_Your task_: Exactly as written, transcribe the lines that run from the one containing "Give me a plain-text" to the end of the records below.

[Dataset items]
** start **

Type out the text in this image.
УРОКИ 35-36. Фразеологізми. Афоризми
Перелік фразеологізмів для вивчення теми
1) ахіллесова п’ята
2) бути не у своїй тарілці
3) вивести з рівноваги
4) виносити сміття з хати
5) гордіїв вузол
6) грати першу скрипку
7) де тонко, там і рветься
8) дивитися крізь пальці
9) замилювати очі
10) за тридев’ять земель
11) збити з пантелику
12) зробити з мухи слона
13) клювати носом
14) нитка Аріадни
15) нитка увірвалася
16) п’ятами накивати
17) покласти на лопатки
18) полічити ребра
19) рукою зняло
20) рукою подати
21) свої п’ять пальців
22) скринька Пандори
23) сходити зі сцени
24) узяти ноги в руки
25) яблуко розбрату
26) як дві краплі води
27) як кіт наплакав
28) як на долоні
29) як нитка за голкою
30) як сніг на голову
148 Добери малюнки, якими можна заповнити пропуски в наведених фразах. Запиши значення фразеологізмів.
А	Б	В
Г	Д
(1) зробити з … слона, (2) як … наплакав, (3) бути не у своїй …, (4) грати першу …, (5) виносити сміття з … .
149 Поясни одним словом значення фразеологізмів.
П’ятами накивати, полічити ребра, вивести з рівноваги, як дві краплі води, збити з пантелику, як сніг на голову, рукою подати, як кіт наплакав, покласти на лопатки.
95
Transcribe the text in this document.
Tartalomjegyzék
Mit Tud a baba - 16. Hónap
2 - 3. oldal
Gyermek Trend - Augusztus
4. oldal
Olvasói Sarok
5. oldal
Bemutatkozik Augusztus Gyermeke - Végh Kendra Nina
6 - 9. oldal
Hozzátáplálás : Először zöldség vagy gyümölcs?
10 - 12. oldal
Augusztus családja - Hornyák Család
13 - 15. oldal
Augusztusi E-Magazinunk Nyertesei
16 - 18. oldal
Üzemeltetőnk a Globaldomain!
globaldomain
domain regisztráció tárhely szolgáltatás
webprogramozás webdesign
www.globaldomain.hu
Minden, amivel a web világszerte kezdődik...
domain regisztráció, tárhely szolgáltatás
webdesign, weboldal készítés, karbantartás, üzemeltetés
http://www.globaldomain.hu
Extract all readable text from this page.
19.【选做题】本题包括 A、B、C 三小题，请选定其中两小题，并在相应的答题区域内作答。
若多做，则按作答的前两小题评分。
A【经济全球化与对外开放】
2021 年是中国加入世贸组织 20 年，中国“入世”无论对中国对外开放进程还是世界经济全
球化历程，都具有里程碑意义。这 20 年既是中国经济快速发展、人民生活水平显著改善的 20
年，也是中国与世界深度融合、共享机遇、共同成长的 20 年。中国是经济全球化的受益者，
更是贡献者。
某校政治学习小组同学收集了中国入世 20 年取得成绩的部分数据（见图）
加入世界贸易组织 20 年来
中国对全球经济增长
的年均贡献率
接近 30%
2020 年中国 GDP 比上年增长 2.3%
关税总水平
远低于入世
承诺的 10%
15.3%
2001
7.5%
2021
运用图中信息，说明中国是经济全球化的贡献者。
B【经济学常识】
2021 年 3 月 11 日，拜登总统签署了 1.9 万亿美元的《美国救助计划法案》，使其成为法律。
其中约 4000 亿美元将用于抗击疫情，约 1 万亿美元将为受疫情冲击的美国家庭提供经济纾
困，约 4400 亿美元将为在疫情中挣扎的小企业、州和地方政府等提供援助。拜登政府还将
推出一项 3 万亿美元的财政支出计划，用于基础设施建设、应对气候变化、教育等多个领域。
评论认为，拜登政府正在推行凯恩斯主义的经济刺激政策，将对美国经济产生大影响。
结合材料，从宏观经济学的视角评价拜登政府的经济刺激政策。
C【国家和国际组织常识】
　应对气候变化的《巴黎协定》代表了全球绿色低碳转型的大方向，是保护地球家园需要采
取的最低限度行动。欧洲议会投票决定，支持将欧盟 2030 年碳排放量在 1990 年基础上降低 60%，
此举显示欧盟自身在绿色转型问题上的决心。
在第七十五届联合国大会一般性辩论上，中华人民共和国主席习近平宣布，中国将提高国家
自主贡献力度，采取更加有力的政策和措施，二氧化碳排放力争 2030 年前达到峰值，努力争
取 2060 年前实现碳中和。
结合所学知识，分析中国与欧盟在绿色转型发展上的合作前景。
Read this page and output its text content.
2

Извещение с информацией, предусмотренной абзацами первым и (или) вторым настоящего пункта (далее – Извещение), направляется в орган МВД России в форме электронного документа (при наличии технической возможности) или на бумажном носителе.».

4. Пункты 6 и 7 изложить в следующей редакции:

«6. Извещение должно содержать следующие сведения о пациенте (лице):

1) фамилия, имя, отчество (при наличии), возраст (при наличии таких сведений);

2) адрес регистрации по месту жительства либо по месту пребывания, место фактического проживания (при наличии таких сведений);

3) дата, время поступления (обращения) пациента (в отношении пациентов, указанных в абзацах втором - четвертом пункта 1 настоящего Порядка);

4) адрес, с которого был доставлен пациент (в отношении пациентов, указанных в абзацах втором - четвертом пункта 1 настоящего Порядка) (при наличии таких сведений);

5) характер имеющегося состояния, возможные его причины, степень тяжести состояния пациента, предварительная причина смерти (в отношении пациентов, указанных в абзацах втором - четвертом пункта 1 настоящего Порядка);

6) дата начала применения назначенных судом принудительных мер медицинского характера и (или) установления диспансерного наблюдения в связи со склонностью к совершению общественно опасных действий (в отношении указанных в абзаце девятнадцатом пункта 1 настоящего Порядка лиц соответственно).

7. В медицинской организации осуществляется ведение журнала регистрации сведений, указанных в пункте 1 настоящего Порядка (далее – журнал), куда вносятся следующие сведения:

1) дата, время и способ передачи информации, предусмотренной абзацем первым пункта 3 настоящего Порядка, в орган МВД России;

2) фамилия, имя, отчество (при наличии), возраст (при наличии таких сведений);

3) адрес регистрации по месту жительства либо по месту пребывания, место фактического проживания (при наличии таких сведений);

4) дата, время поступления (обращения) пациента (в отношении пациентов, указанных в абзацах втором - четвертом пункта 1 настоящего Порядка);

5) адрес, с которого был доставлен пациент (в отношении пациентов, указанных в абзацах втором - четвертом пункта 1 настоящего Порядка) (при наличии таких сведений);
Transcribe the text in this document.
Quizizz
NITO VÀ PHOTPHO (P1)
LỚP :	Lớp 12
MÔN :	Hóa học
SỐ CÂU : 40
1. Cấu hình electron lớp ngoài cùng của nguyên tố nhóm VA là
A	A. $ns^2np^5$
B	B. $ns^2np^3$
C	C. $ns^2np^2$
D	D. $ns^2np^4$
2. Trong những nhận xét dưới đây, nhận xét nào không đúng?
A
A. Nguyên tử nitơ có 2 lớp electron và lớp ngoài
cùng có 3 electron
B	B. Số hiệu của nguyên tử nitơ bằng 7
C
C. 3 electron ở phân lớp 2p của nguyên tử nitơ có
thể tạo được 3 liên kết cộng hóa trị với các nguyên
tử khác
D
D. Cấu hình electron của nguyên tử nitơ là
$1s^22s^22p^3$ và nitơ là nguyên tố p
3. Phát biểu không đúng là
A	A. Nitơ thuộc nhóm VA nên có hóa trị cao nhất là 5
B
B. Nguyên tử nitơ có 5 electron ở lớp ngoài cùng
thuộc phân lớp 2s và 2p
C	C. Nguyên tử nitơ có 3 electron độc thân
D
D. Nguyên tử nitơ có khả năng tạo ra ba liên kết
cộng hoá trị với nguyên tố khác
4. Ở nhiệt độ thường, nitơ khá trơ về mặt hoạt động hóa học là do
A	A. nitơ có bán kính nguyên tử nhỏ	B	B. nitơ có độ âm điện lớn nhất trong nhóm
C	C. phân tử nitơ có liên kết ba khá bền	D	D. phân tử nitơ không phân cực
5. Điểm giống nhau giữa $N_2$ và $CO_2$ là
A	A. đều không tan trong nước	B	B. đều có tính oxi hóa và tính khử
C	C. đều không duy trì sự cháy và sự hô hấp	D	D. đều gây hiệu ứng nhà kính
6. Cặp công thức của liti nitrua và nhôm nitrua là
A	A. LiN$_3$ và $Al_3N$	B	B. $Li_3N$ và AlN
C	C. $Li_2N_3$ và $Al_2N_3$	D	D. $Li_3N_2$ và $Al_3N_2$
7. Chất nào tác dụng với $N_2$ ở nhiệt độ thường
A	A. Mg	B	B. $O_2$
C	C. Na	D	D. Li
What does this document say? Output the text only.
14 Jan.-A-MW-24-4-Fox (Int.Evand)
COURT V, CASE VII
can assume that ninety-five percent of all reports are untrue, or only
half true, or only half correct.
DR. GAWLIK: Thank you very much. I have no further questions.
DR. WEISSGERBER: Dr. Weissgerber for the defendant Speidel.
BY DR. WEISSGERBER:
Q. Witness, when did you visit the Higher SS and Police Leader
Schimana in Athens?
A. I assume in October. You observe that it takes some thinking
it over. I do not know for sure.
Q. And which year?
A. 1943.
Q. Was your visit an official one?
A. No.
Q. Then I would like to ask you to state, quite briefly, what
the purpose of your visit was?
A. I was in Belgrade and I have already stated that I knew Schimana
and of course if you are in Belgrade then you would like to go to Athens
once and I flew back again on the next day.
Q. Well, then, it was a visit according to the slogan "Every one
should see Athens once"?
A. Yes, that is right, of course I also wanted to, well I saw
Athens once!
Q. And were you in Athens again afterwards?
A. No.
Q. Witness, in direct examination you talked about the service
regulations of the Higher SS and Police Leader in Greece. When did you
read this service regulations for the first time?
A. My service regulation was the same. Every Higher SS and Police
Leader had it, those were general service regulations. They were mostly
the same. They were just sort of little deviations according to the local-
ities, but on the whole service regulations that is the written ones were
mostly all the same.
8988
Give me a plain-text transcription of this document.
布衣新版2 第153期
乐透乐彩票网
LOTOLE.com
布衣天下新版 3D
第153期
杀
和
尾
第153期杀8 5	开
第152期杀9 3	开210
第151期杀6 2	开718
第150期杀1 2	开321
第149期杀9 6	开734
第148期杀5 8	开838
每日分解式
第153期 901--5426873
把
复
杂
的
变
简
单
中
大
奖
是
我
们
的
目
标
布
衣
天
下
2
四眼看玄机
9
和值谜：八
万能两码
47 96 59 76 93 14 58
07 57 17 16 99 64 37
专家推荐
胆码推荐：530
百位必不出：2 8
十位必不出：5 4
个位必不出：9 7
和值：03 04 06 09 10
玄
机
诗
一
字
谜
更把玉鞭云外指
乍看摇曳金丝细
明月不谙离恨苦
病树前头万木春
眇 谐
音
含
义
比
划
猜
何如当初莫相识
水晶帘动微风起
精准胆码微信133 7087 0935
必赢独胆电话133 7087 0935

** end **

_The answer_:
Give me a plain-text transcription of this document.
布衣新版2 第153期
乐透乐彩票网
LOTOLE.com
布衣天下新版 3D
第153期
杀
和
尾
第153期杀8 5	开
第152期杀9 3	开210
第151期杀6 2	开718
第150期杀1 2	开321
第149期杀9 6	开734
第148期杀5 8	开838
每日分解式
第153期 901--5426873
把
复
杂
的
变
简
单
中
大
奖
是
我
们
的
目
标
布
衣
天
下
2
四眼看玄机
9
和值谜：八
万能两码
47 96 59 76 93 14 58
07 57 17 16 99 64 37
专家推荐
胆码推荐：530
百位必不出：2 8
十位必不出：5 4
个位必不出：9 7
和值：03 04 06 09 10
玄
机
诗
一
字
谜
更把玉鞭云外指
乍看摇曳金丝细
明月不谙离恨苦
病树前头万木春
眇 谐
音
含
义
比
划
猜
何如当初莫相识
水晶帘动微风起
精准胆码微信133 7087 0935
必赢独胆电话133 7087 0935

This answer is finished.